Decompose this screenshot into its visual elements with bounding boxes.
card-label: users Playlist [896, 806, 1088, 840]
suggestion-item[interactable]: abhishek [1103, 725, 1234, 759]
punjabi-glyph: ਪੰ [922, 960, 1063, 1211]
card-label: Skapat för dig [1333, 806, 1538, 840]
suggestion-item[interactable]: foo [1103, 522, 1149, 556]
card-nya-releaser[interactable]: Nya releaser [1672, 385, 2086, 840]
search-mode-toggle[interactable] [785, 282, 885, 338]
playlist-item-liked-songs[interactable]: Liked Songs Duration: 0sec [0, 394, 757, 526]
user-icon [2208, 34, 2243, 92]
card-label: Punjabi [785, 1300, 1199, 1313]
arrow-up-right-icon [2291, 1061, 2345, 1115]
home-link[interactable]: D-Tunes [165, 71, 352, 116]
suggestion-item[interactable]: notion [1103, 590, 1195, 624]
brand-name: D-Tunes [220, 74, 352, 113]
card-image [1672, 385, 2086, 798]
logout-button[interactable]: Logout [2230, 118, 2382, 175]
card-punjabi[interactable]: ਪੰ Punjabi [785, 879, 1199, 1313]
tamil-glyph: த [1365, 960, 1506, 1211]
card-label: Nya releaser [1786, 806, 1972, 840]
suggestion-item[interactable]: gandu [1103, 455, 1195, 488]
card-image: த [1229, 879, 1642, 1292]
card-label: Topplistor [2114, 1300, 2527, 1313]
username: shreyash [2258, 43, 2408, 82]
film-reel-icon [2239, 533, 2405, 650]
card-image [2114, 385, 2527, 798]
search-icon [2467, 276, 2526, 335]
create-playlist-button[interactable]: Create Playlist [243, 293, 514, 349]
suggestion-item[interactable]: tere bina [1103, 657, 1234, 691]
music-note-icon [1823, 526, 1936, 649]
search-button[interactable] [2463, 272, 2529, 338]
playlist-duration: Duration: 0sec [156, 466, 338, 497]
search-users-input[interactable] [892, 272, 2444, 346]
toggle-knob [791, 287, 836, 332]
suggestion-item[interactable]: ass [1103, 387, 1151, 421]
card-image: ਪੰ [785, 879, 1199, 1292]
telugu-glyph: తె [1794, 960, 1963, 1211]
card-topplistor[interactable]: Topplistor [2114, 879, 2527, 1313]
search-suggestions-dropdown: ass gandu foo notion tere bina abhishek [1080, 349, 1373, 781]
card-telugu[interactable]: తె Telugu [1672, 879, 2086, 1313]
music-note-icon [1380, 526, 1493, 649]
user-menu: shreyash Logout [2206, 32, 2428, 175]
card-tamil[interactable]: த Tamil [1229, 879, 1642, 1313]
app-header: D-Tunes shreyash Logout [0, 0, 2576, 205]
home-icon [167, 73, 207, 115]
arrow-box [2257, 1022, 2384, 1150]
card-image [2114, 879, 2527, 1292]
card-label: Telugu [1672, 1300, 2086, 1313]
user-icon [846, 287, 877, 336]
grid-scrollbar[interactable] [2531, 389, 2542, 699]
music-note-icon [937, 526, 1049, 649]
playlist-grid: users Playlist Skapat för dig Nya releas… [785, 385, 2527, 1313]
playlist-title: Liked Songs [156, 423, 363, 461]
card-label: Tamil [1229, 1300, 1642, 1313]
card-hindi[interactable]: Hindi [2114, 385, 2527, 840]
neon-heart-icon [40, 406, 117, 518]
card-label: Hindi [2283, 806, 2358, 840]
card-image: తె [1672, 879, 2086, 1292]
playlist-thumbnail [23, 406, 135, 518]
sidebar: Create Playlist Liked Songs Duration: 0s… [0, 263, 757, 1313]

........

### WHAT THE EXERCISE ASKS
Reproduce the item above word for word, keeping every line and number unchanged.

### REPLY
Decompose this screenshot into its visual elements with bounding boxes.
card-label: users Playlist [896, 806, 1088, 840]
suggestion-item[interactable]: abhishek [1103, 725, 1234, 759]
punjabi-glyph: ਪੰ [922, 960, 1063, 1211]
card-label: Skapat för dig [1333, 806, 1538, 840]
suggestion-item[interactable]: foo [1103, 522, 1149, 556]
card-nya-releaser[interactable]: Nya releaser [1672, 385, 2086, 840]
search-mode-toggle[interactable] [785, 282, 885, 338]
playlist-item-liked-songs[interactable]: Liked Songs Duration: 0sec [0, 394, 757, 526]
user-icon [2208, 34, 2243, 92]
card-label: Punjabi [785, 1300, 1199, 1313]
arrow-up-right-icon [2291, 1061, 2345, 1115]
home-link[interactable]: D-Tunes [165, 71, 352, 116]
suggestion-item[interactable]: notion [1103, 590, 1195, 624]
brand-name: D-Tunes [220, 74, 352, 113]
card-image [1672, 385, 2086, 798]
logout-button[interactable]: Logout [2230, 118, 2382, 175]
card-punjabi[interactable]: ਪੰ Punjabi [785, 879, 1199, 1313]
tamil-glyph: த [1365, 960, 1506, 1211]
card-label: Nya releaser [1786, 806, 1972, 840]
suggestion-item[interactable]: gandu [1103, 455, 1195, 488]
card-image: த [1229, 879, 1642, 1292]
card-label: Topplistor [2114, 1300, 2527, 1313]
username: shreyash [2258, 43, 2408, 82]
film-reel-icon [2239, 533, 2405, 650]
card-image [2114, 385, 2527, 798]
search-icon [2467, 276, 2526, 335]
create-playlist-button[interactable]: Create Playlist [243, 293, 514, 349]
suggestion-item[interactable]: tere bina [1103, 657, 1234, 691]
music-note-icon [1823, 526, 1936, 649]
search-button[interactable] [2463, 272, 2529, 338]
playlist-duration: Duration: 0sec [156, 466, 338, 497]
search-users-input[interactable] [892, 272, 2444, 346]
toggle-knob [791, 287, 836, 332]
suggestion-item[interactable]: ass [1103, 387, 1151, 421]
card-image: ਪੰ [785, 879, 1199, 1292]
telugu-glyph: తె [1794, 960, 1963, 1211]
card-topplistor[interactable]: Topplistor [2114, 879, 2527, 1313]
search-suggestions-dropdown: ass gandu foo notion tere bina abhishek [1080, 349, 1373, 781]
card-telugu[interactable]: తె Telugu [1672, 879, 2086, 1313]
music-note-icon [1380, 526, 1493, 649]
user-menu: shreyash Logout [2206, 32, 2428, 175]
card-tamil[interactable]: த Tamil [1229, 879, 1642, 1313]
app-header: D-Tunes shreyash Logout [0, 0, 2576, 205]
home-icon [167, 73, 207, 115]
arrow-box [2257, 1022, 2384, 1150]
card-image [2114, 879, 2527, 1292]
card-label: Telugu [1672, 1300, 2086, 1313]
user-icon [846, 287, 877, 336]
grid-scrollbar[interactable] [2531, 389, 2542, 699]
music-note-icon [937, 526, 1049, 649]
playlist-grid: users Playlist Skapat för dig Nya releas… [785, 385, 2527, 1313]
playlist-title: Liked Songs [156, 423, 363, 461]
card-label: Tamil [1229, 1300, 1642, 1313]
card-hindi[interactable]: Hindi [2114, 385, 2527, 840]
neon-heart-icon [40, 406, 117, 518]
card-label: Hindi [2283, 806, 2358, 840]
card-image: తె [1672, 879, 2086, 1292]
playlist-thumbnail [23, 406, 135, 518]
sidebar: Create Playlist Liked Songs Duration: 0s… [0, 263, 757, 1313]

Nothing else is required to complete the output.